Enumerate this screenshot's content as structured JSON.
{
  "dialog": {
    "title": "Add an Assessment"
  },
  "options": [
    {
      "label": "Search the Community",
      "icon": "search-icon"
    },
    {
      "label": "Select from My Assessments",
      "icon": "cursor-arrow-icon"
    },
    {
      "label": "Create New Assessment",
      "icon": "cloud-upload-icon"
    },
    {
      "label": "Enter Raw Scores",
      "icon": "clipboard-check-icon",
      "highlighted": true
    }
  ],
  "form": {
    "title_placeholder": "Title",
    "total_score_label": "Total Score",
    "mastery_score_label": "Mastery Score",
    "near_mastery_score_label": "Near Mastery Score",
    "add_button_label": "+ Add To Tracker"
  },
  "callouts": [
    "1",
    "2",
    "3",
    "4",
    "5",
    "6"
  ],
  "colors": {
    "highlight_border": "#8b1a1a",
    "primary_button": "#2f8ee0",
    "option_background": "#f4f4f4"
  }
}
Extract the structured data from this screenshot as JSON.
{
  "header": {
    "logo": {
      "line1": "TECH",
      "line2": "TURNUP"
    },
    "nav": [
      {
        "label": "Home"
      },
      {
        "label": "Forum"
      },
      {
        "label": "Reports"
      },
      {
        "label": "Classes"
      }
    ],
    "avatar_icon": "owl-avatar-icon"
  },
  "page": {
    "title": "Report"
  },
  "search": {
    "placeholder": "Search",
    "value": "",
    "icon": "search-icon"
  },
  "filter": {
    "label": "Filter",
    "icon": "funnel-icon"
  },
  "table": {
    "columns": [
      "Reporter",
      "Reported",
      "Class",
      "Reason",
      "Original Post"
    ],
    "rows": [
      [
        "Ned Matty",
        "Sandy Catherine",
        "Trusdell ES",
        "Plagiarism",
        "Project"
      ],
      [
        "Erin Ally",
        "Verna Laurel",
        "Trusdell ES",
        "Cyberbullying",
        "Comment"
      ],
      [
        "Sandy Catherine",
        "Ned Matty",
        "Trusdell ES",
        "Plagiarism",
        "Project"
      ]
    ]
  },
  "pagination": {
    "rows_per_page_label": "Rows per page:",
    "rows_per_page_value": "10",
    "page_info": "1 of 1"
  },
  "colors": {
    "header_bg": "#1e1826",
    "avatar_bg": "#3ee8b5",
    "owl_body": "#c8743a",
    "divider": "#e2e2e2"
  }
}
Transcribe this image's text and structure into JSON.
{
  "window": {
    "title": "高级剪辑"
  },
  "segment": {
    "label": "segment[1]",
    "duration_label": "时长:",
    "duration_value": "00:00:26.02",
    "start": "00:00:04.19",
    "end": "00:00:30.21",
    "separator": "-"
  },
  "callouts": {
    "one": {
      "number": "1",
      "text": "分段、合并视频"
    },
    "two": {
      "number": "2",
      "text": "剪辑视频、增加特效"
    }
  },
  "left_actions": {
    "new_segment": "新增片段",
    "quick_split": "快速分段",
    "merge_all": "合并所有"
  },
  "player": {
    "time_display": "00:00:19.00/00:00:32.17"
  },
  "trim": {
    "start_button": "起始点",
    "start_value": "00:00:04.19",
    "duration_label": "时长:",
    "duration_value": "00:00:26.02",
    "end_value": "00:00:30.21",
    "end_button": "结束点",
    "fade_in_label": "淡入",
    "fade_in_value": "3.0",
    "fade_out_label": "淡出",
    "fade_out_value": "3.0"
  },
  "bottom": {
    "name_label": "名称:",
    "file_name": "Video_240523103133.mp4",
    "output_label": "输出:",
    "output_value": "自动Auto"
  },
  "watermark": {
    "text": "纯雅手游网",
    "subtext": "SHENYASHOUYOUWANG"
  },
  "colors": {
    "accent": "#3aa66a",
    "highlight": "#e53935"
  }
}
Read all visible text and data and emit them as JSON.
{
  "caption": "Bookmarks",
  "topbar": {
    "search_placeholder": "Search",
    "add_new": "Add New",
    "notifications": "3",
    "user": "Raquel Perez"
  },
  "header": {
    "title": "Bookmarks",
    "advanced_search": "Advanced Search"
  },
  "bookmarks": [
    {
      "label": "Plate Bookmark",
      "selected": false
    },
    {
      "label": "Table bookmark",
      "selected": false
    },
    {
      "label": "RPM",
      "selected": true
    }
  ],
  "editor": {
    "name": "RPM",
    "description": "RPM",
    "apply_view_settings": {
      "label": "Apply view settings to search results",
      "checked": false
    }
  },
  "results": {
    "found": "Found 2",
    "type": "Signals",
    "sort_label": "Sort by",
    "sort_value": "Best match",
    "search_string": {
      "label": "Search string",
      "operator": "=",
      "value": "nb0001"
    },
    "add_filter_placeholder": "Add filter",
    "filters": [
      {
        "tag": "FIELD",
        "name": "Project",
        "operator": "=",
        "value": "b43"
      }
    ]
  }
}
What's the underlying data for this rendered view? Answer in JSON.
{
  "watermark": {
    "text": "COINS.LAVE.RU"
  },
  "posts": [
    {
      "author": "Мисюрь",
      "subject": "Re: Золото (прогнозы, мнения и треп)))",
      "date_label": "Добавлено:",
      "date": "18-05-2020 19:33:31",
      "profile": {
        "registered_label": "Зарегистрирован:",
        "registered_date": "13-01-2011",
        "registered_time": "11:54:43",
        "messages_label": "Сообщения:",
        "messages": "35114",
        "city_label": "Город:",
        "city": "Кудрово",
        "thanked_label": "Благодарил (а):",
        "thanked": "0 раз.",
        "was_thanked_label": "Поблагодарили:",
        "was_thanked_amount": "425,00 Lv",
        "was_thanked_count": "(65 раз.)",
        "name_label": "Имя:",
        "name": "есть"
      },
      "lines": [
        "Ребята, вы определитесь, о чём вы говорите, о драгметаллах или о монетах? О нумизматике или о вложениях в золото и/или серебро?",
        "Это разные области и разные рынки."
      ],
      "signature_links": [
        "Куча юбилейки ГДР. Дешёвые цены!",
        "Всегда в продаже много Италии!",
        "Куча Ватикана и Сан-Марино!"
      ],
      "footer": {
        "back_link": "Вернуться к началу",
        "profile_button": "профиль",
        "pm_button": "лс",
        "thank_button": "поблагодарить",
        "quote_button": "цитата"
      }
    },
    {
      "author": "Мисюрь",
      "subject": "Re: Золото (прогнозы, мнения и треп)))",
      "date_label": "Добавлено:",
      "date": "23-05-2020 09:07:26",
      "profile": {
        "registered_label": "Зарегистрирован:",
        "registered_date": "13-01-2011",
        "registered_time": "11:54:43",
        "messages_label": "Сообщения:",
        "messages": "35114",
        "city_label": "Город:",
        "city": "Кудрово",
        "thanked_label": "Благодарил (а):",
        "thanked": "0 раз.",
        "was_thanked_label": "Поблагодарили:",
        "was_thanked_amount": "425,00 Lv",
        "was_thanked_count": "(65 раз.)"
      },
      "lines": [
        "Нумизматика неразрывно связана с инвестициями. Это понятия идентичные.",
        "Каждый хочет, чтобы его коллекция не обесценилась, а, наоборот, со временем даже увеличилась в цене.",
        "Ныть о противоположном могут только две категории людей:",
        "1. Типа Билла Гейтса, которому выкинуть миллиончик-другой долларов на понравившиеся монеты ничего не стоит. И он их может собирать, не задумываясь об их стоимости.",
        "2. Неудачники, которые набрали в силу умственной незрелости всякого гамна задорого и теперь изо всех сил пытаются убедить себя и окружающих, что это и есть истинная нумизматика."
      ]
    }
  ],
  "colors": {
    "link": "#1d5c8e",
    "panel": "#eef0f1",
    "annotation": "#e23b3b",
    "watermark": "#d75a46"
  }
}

▶ [Directions]: Print out all the entries precisely as written.

▶ [Complete output]:
Enumerate this screenshot's content as structured JSON.
{
  "dialog": {
    "title": "Add an Assessment"
  },
  "options": [
    {
      "label": "Search the Community",
      "icon": "search-icon"
    },
    {
      "label": "Select from My Assessments",
      "icon": "cursor-arrow-icon"
    },
    {
      "label": "Create New Assessment",
      "icon": "cloud-upload-icon"
    },
    {
      "label": "Enter Raw Scores",
      "icon": "clipboard-check-icon",
      "highlighted": true
    }
  ],
  "form": {
    "title_placeholder": "Title",
    "total_score_label": "Total Score",
    "mastery_score_label": "Mastery Score",
    "near_mastery_score_label": "Near Mastery Score",
    "add_button_label": "+ Add To Tracker"
  },
  "callouts": [
    "1",
    "2",
    "3",
    "4",
    "5",
    "6"
  ],
  "colors": {
    "highlight_border": "#8b1a1a",
    "primary_button": "#2f8ee0",
    "option_background": "#f4f4f4"
  }
}
Extract the structured data from this screenshot as JSON.
{
  "header": {
    "logo": {
      "line1": "TECH",
      "line2": "TURNUP"
    },
    "nav": [
      {
        "label": "Home"
      },
      {
        "label": "Forum"
      },
      {
        "label": "Reports"
      },
      {
        "label": "Classes"
      }
    ],
    "avatar_icon": "owl-avatar-icon"
  },
  "page": {
    "title": "Report"
  },
  "search": {
    "placeholder": "Search",
    "value": "",
    "icon": "search-icon"
  },
  "filter": {
    "label": "Filter",
    "icon": "funnel-icon"
  },
  "table": {
    "columns": [
      "Reporter",
      "Reported",
      "Class",
      "Reason",
      "Original Post"
    ],
    "rows": [
      [
        "Ned Matty",
        "Sandy Catherine",
        "Trusdell ES",
        "Plagiarism",
        "Project"
      ],
      [
        "Erin Ally",
        "Verna Laurel",
        "Trusdell ES",
        "Cyberbullying",
        "Comment"
      ],
      [
        "Sandy Catherine",
        "Ned Matty",
        "Trusdell ES",
        "Plagiarism",
        "Project"
      ]
    ]
  },
  "pagination": {
    "rows_per_page_label": "Rows per page:",
    "rows_per_page_value": "10",
    "page_info": "1 of 1"
  },
  "colors": {
    "header_bg": "#1e1826",
    "avatar_bg": "#3ee8b5",
    "owl_body": "#c8743a",
    "divider": "#e2e2e2"
  }
}
Transcribe this image's text and structure into JSON.
{
  "window": {
    "title": "高级剪辑"
  },
  "segment": {
    "label": "segment[1]",
    "duration_label": "时长:",
    "duration_value": "00:00:26.02",
    "start": "00:00:04.19",
    "end": "00:00:30.21",
    "separator": "-"
  },
  "callouts": {
    "one": {
      "number": "1",
      "text": "分段、合并视频"
    },
    "two": {
      "number": "2",
      "text": "剪辑视频、增加特效"
    }
  },
  "left_actions": {
    "new_segment": "新增片段",
    "quick_split": "快速分段",
    "merge_all": "合并所有"
  },
  "player": {
    "time_display": "00:00:19.00/00:00:32.17"
  },
  "trim": {
    "start_button": "起始点",
    "start_value": "00:00:04.19",
    "duration_label": "时长:",
    "duration_value": "00:00:26.02",
    "end_value": "00:00:30.21",
    "end_button": "结束点",
    "fade_in_label": "淡入",
    "fade_in_value": "3.0",
    "fade_out_label": "淡出",
    "fade_out_value": "3.0"
  },
  "bottom": {
    "name_label": "名称:",
    "file_name": "Video_240523103133.mp4",
    "output_label": "输出:",
    "output_value": "自动Auto"
  },
  "watermark": {
    "text": "纯雅手游网",
    "subtext": "SHENYASHOUYOUWANG"
  },
  "colors": {
    "accent": "#3aa66a",
    "highlight": "#e53935"
  }
}
Read all visible text and data and emit them as JSON.
{
  "caption": "Bookmarks",
  "topbar": {
    "search_placeholder": "Search",
    "add_new": "Add New",
    "notifications": "3",
    "user": "Raquel Perez"
  },
  "header": {
    "title": "Bookmarks",
    "advanced_search": "Advanced Search"
  },
  "bookmarks": [
    {
      "label": "Plate Bookmark",
      "selected": false
    },
    {
      "label": "Table bookmark",
      "selected": false
    },
    {
      "label": "RPM",
      "selected": true
    }
  ],
  "editor": {
    "name": "RPM",
    "description": "RPM",
    "apply_view_settings": {
      "label": "Apply view settings to search results",
      "checked": false
    }
  },
  "results": {
    "found": "Found 2",
    "type": "Signals",
    "sort_label": "Sort by",
    "sort_value": "Best match",
    "search_string": {
      "label": "Search string",
      "operator": "=",
      "value": "nb0001"
    },
    "add_filter_placeholder": "Add filter",
    "filters": [
      {
        "tag": "FIELD",
        "name": "Project",
        "operator": "=",
        "value": "b43"
      }
    ]
  }
}
What's the underlying data for this rendered view? Answer in JSON.
{
  "watermark": {
    "text": "COINS.LAVE.RU"
  },
  "posts": [
    {
      "author": "Мисюрь",
      "subject": "Re: Золото (прогнозы, мнения и треп)))",
      "date_label": "Добавлено:",
      "date": "18-05-2020 19:33:31",
      "profile": {
        "registered_label": "Зарегистрирован:",
        "registered_date": "13-01-2011",
        "registered_time": "11:54:43",
        "messages_label": "Сообщения:",
        "messages": "35114",
        "city_label": "Город:",
        "city": "Кудрово",
        "thanked_label": "Благодарил (а):",
        "thanked": "0 раз.",
        "was_thanked_label": "Поблагодарили:",
        "was_thanked_amount": "425,00 Lv",
        "was_thanked_count": "(65 раз.)",
        "name_label": "Имя:",
        "name": "есть"
      },
      "lines": [
        "Ребята, вы определитесь, о чём вы говорите, о драгметаллах или о монетах? О нумизматике или о вложениях в золото и/или серебро?",
        "Это разные области и разные рынки."
      ],
      "signature_links": [
        "Куча юбилейки ГДР. Дешёвые цены!",
        "Всегда в продаже много Италии!",
        "Куча Ватикана и Сан-Марино!"
      ],
      "footer": {
        "back_link": "Вернуться к началу",
        "profile_button": "профиль",
        "pm_button": "лс",
        "thank_button": "поблагодарить",
        "quote_button": "цитата"
      }
    },
    {
      "author": "Мисюрь",
      "subject": "Re: Золото (прогнозы, мнения и треп)))",
      "date_label": "Добавлено:",
      "date": "23-05-2020 09:07:26",
      "profile": {
        "registered_label": "Зарегистрирован:",
        "registered_date": "13-01-2011",
        "registered_time": "11:54:43",
        "messages_label": "Сообщения:",
        "messages": "35114",
        "city_label": "Город:",
        "city": "Кудрово",
        "thanked_label": "Благодарил (а):",
        "thanked": "0 раз.",
        "was_thanked_label": "Поблагодарили:",
        "was_thanked_amount": "425,00 Lv",
        "was_thanked_count": "(65 раз.)"
      },
      "lines": [
        "Нумизматика неразрывно связана с инвестициями. Это понятия идентичные.",
        "Каждый хочет, чтобы его коллекция не обесценилась, а, наоборот, со временем даже увеличилась в цене.",
        "Ныть о противоположном могут только две категории людей:",
        "1. Типа Билла Гейтса, которому выкинуть миллиончик-другой долларов на понравившиеся монеты ничего не стоит. И он их может собирать, не задумываясь об их стоимости.",
        "2. Неудачники, которые набрали в силу умственной незрелости всякого гамна задорого и теперь изо всех сил пытаются убедить себя и окружающих, что это и есть истинная нумизматика."
      ]
    }
  ],
  "colors": {
    "link": "#1d5c8e",
    "panel": "#eef0f1",
    "annotation": "#e23b3b",
    "watermark": "#d75a46"
  }
}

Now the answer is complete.